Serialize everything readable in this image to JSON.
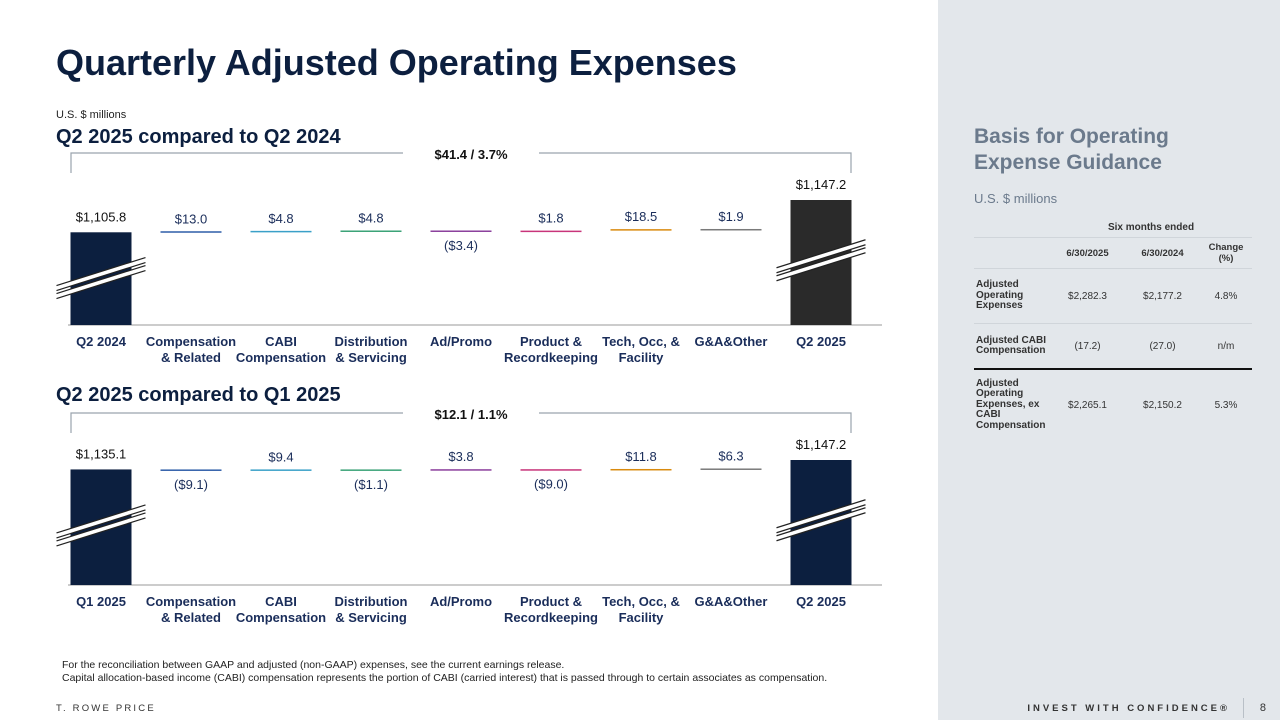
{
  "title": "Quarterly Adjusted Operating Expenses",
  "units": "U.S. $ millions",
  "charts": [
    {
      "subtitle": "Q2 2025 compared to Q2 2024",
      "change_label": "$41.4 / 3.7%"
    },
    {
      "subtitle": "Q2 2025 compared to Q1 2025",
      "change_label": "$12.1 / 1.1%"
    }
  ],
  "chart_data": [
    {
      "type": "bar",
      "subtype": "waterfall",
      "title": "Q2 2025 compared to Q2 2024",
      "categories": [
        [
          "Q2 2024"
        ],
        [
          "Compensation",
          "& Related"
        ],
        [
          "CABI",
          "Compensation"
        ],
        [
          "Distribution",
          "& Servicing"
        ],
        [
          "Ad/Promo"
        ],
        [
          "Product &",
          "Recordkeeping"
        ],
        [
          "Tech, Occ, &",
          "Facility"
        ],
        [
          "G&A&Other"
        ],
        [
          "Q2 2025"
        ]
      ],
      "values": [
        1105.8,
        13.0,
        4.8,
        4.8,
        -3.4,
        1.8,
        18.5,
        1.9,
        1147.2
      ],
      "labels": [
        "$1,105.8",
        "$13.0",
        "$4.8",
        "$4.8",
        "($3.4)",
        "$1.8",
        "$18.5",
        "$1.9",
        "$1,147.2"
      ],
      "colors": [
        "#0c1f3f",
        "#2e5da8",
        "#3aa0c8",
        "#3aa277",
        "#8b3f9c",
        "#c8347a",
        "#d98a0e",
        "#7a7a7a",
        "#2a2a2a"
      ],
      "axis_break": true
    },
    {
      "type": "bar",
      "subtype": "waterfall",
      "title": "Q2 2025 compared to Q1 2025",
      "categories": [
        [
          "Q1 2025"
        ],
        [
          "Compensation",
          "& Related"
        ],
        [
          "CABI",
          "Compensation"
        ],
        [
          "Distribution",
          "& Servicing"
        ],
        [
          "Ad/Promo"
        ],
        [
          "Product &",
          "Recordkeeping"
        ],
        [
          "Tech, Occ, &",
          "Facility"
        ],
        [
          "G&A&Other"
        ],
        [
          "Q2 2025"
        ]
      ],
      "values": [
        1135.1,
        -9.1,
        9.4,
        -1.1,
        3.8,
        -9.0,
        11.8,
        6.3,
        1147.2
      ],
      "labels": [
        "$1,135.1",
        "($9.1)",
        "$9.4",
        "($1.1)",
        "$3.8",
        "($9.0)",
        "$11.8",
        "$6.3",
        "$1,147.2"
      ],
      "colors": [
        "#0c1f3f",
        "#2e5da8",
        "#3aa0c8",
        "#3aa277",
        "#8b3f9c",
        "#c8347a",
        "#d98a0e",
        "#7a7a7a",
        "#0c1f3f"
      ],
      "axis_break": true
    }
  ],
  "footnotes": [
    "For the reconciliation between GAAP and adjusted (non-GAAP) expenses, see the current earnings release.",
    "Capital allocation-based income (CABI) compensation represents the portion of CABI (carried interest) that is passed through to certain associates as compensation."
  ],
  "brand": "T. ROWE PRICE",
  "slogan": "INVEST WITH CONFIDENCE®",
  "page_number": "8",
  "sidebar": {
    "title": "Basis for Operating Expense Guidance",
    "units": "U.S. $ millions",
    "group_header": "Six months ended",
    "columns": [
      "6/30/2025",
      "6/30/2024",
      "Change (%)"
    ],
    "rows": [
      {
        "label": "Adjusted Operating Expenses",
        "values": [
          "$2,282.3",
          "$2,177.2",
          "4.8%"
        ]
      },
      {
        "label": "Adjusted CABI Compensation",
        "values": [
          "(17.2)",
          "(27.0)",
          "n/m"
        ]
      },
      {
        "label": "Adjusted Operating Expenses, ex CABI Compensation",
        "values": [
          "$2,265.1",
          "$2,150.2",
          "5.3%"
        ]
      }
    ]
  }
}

▶ TO DO: Transcribe the records word for word and include no pictures.

▶ EXERCISE SOLUTION:
Serialize everything readable in this image to JSON.
{
  "title": "Quarterly Adjusted Operating Expenses",
  "units": "U.S. $ millions",
  "charts": [
    {
      "subtitle": "Q2 2025 compared to Q2 2024",
      "change_label": "$41.4 / 3.7%"
    },
    {
      "subtitle": "Q2 2025 compared to Q1 2025",
      "change_label": "$12.1 / 1.1%"
    }
  ],
  "chart_data": [
    {
      "type": "bar",
      "subtype": "waterfall",
      "title": "Q2 2025 compared to Q2 2024",
      "categories": [
        [
          "Q2 2024"
        ],
        [
          "Compensation",
          "& Related"
        ],
        [
          "CABI",
          "Compensation"
        ],
        [
          "Distribution",
          "& Servicing"
        ],
        [
          "Ad/Promo"
        ],
        [
          "Product &",
          "Recordkeeping"
        ],
        [
          "Tech, Occ, &",
          "Facility"
        ],
        [
          "G&A&Other"
        ],
        [
          "Q2 2025"
        ]
      ],
      "values": [
        1105.8,
        13.0,
        4.8,
        4.8,
        -3.4,
        1.8,
        18.5,
        1.9,
        1147.2
      ],
      "labels": [
        "$1,105.8",
        "$13.0",
        "$4.8",
        "$4.8",
        "($3.4)",
        "$1.8",
        "$18.5",
        "$1.9",
        "$1,147.2"
      ],
      "colors": [
        "#0c1f3f",
        "#2e5da8",
        "#3aa0c8",
        "#3aa277",
        "#8b3f9c",
        "#c8347a",
        "#d98a0e",
        "#7a7a7a",
        "#2a2a2a"
      ],
      "axis_break": true
    },
    {
      "type": "bar",
      "subtype": "waterfall",
      "title": "Q2 2025 compared to Q1 2025",
      "categories": [
        [
          "Q1 2025"
        ],
        [
          "Compensation",
          "& Related"
        ],
        [
          "CABI",
          "Compensation"
        ],
        [
          "Distribution",
          "& Servicing"
        ],
        [
          "Ad/Promo"
        ],
        [
          "Product &",
          "Recordkeeping"
        ],
        [
          "Tech, Occ, &",
          "Facility"
        ],
        [
          "G&A&Other"
        ],
        [
          "Q2 2025"
        ]
      ],
      "values": [
        1135.1,
        -9.1,
        9.4,
        -1.1,
        3.8,
        -9.0,
        11.8,
        6.3,
        1147.2
      ],
      "labels": [
        "$1,135.1",
        "($9.1)",
        "$9.4",
        "($1.1)",
        "$3.8",
        "($9.0)",
        "$11.8",
        "$6.3",
        "$1,147.2"
      ],
      "colors": [
        "#0c1f3f",
        "#2e5da8",
        "#3aa0c8",
        "#3aa277",
        "#8b3f9c",
        "#c8347a",
        "#d98a0e",
        "#7a7a7a",
        "#0c1f3f"
      ],
      "axis_break": true
    }
  ],
  "footnotes": [
    "For the reconciliation between GAAP and adjusted (non-GAAP) expenses, see the current earnings release.",
    "Capital allocation-based income (CABI) compensation represents the portion of CABI (carried interest) that is passed through to certain associates as compensation."
  ],
  "brand": "T. ROWE PRICE",
  "slogan": "INVEST WITH CONFIDENCE®",
  "page_number": "8",
  "sidebar": {
    "title": "Basis for Operating Expense Guidance",
    "units": "U.S. $ millions",
    "group_header": "Six months ended",
    "columns": [
      "6/30/2025",
      "6/30/2024",
      "Change (%)"
    ],
    "rows": [
      {
        "label": "Adjusted Operating Expenses",
        "values": [
          "$2,282.3",
          "$2,177.2",
          "4.8%"
        ]
      },
      {
        "label": "Adjusted CABI Compensation",
        "values": [
          "(17.2)",
          "(27.0)",
          "n/m"
        ]
      },
      {
        "label": "Adjusted Operating Expenses, ex CABI Compensation",
        "values": [
          "$2,265.1",
          "$2,150.2",
          "5.3%"
        ]
      }
    ]
  }
}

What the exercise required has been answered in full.